*Task description*.
Can you output the records below exactly as they are written?

Saved data entries
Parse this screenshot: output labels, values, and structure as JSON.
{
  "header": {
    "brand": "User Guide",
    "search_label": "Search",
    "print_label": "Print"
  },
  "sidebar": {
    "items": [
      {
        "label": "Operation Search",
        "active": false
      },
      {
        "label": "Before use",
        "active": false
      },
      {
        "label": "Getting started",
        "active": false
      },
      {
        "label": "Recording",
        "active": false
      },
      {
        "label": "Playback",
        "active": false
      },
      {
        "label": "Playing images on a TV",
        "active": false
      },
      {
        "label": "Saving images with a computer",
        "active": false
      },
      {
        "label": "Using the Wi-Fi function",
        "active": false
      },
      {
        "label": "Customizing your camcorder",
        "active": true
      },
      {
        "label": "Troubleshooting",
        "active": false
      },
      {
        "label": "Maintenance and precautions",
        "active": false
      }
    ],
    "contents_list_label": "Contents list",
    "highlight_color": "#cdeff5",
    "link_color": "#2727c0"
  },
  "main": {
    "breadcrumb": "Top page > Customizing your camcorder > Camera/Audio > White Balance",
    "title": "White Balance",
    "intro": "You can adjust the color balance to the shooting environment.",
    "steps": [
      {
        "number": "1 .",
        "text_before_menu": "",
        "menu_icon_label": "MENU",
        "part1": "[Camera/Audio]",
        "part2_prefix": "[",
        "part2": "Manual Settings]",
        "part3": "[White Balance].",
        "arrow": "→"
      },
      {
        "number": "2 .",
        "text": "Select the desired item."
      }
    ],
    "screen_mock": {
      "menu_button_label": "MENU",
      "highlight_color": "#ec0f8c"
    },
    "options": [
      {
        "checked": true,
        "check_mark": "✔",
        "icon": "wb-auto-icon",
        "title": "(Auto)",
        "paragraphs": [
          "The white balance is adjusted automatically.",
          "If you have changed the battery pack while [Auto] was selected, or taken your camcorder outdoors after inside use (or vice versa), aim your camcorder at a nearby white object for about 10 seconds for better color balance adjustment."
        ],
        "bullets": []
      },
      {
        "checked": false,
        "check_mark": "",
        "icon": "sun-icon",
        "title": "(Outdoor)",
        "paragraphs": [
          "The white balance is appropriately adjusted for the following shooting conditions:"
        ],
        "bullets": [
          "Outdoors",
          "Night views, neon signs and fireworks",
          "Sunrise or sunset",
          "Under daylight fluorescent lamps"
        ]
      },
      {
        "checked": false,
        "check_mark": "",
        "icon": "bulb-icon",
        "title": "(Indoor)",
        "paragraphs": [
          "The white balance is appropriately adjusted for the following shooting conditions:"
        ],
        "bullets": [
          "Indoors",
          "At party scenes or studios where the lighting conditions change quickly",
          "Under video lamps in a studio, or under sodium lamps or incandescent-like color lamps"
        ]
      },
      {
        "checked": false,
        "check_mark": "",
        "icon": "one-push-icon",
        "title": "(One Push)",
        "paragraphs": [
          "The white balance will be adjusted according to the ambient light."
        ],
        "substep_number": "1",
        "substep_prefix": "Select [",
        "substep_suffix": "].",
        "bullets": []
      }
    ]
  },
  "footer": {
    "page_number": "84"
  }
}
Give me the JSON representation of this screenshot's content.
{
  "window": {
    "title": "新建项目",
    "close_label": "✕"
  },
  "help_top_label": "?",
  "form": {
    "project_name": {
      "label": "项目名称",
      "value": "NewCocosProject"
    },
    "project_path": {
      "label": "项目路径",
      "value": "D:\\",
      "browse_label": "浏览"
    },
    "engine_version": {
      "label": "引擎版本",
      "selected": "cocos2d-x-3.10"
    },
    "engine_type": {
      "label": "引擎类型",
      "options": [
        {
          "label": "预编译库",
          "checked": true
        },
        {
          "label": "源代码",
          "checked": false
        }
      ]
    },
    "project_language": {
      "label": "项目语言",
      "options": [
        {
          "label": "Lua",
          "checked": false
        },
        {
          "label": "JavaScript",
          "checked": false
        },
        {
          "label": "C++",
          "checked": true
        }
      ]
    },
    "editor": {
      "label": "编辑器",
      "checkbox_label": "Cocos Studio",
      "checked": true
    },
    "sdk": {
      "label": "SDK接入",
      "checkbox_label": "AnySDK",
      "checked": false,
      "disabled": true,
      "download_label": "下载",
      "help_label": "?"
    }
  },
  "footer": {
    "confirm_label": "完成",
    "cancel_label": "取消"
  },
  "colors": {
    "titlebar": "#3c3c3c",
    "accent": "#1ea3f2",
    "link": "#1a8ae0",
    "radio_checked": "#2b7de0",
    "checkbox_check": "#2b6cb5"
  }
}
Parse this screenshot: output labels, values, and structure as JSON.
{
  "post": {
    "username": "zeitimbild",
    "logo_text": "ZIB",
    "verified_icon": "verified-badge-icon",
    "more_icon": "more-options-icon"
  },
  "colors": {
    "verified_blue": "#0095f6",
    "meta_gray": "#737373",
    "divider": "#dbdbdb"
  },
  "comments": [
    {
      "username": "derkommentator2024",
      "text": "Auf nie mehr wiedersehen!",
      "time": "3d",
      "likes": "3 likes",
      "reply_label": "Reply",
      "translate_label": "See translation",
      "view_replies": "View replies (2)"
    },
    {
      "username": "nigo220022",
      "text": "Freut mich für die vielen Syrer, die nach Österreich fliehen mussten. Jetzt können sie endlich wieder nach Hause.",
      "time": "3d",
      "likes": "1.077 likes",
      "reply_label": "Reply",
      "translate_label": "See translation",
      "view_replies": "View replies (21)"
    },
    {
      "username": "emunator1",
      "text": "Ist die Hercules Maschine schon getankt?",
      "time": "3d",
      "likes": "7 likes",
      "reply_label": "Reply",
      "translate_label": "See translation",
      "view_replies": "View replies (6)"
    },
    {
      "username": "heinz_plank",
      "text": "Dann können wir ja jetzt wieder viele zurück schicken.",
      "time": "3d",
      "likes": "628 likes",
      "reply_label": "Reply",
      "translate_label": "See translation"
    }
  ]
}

*Result of the exercise*.
Parse this screenshot: output labels, values, and structure as JSON.
{
  "header": {
    "brand": "User Guide",
    "search_label": "Search",
    "print_label": "Print"
  },
  "sidebar": {
    "items": [
      {
        "label": "Operation Search",
        "active": false
      },
      {
        "label": "Before use",
        "active": false
      },
      {
        "label": "Getting started",
        "active": false
      },
      {
        "label": "Recording",
        "active": false
      },
      {
        "label": "Playback",
        "active": false
      },
      {
        "label": "Playing images on a TV",
        "active": false
      },
      {
        "label": "Saving images with a computer",
        "active": false
      },
      {
        "label": "Using the Wi-Fi function",
        "active": false
      },
      {
        "label": "Customizing your camcorder",
        "active": true
      },
      {
        "label": "Troubleshooting",
        "active": false
      },
      {
        "label": "Maintenance and precautions",
        "active": false
      }
    ],
    "contents_list_label": "Contents list",
    "highlight_color": "#cdeff5",
    "link_color": "#2727c0"
  },
  "main": {
    "breadcrumb": "Top page > Customizing your camcorder > Camera/Audio > White Balance",
    "title": "White Balance",
    "intro": "You can adjust the color balance to the shooting environment.",
    "steps": [
      {
        "number": "1 .",
        "text_before_menu": "",
        "menu_icon_label": "MENU",
        "part1": "[Camera/Audio]",
        "part2_prefix": "[",
        "part2": "Manual Settings]",
        "part3": "[White Balance].",
        "arrow": "→"
      },
      {
        "number": "2 .",
        "text": "Select the desired item."
      }
    ],
    "screen_mock": {
      "menu_button_label": "MENU",
      "highlight_color": "#ec0f8c"
    },
    "options": [
      {
        "checked": true,
        "check_mark": "✔",
        "icon": "wb-auto-icon",
        "title": "(Auto)",
        "paragraphs": [
          "The white balance is adjusted automatically.",
          "If you have changed the battery pack while [Auto] was selected, or taken your camcorder outdoors after inside use (or vice versa), aim your camcorder at a nearby white object for about 10 seconds for better color balance adjustment."
        ],
        "bullets": []
      },
      {
        "checked": false,
        "check_mark": "",
        "icon": "sun-icon",
        "title": "(Outdoor)",
        "paragraphs": [
          "The white balance is appropriately adjusted for the following shooting conditions:"
        ],
        "bullets": [
          "Outdoors",
          "Night views, neon signs and fireworks",
          "Sunrise or sunset",
          "Under daylight fluorescent lamps"
        ]
      },
      {
        "checked": false,
        "check_mark": "",
        "icon": "bulb-icon",
        "title": "(Indoor)",
        "paragraphs": [
          "The white balance is appropriately adjusted for the following shooting conditions:"
        ],
        "bullets": [
          "Indoors",
          "At party scenes or studios where the lighting conditions change quickly",
          "Under video lamps in a studio, or under sodium lamps or incandescent-like color lamps"
        ]
      },
      {
        "checked": false,
        "check_mark": "",
        "icon": "one-push-icon",
        "title": "(One Push)",
        "paragraphs": [
          "The white balance will be adjusted according to the ambient light."
        ],
        "substep_number": "1",
        "substep_prefix": "Select [",
        "substep_suffix": "].",
        "bullets": []
      }
    ]
  },
  "footer": {
    "page_number": "84"
  }
}
Give me the JSON representation of this screenshot's content.
{
  "window": {
    "title": "新建项目",
    "close_label": "✕"
  },
  "help_top_label": "?",
  "form": {
    "project_name": {
      "label": "项目名称",
      "value": "NewCocosProject"
    },
    "project_path": {
      "label": "项目路径",
      "value": "D:\\",
      "browse_label": "浏览"
    },
    "engine_version": {
      "label": "引擎版本",
      "selected": "cocos2d-x-3.10"
    },
    "engine_type": {
      "label": "引擎类型",
      "options": [
        {
          "label": "预编译库",
          "checked": true
        },
        {
          "label": "源代码",
          "checked": false
        }
      ]
    },
    "project_language": {
      "label": "项目语言",
      "options": [
        {
          "label": "Lua",
          "checked": false
        },
        {
          "label": "JavaScript",
          "checked": false
        },
        {
          "label": "C++",
          "checked": true
        }
      ]
    },
    "editor": {
      "label": "编辑器",
      "checkbox_label": "Cocos Studio",
      "checked": true
    },
    "sdk": {
      "label": "SDK接入",
      "checkbox_label": "AnySDK",
      "checked": false,
      "disabled": true,
      "download_label": "下载",
      "help_label": "?"
    }
  },
  "footer": {
    "confirm_label": "完成",
    "cancel_label": "取消"
  },
  "colors": {
    "titlebar": "#3c3c3c",
    "accent": "#1ea3f2",
    "link": "#1a8ae0",
    "radio_checked": "#2b7de0",
    "checkbox_check": "#2b6cb5"
  }
}
Parse this screenshot: output labels, values, and structure as JSON.
{
  "post": {
    "username": "zeitimbild",
    "logo_text": "ZIB",
    "verified_icon": "verified-badge-icon",
    "more_icon": "more-options-icon"
  },
  "colors": {
    "verified_blue": "#0095f6",
    "meta_gray": "#737373",
    "divider": "#dbdbdb"
  },
  "comments": [
    {
      "username": "derkommentator2024",
      "text": "Auf nie mehr wiedersehen!",
      "time": "3d",
      "likes": "3 likes",
      "reply_label": "Reply",
      "translate_label": "See translation",
      "view_replies": "View replies (2)"
    },
    {
      "username": "nigo220022",
      "text": "Freut mich für die vielen Syrer, die nach Österreich fliehen mussten. Jetzt können sie endlich wieder nach Hause.",
      "time": "3d",
      "likes": "1.077 likes",
      "reply_label": "Reply",
      "translate_label": "See translation",
      "view_replies": "View replies (21)"
    },
    {
      "username": "emunator1",
      "text": "Ist die Hercules Maschine schon getankt?",
      "time": "3d",
      "likes": "7 likes",
      "reply_label": "Reply",
      "translate_label": "See translation",
      "view_replies": "View replies (6)"
    },
    {
      "username": "heinz_plank",
      "text": "Dann können wir ja jetzt wieder viele zurück schicken.",
      "time": "3d",
      "likes": "628 likes",
      "reply_label": "Reply",
      "translate_label": "See translation"
    }
  ]
}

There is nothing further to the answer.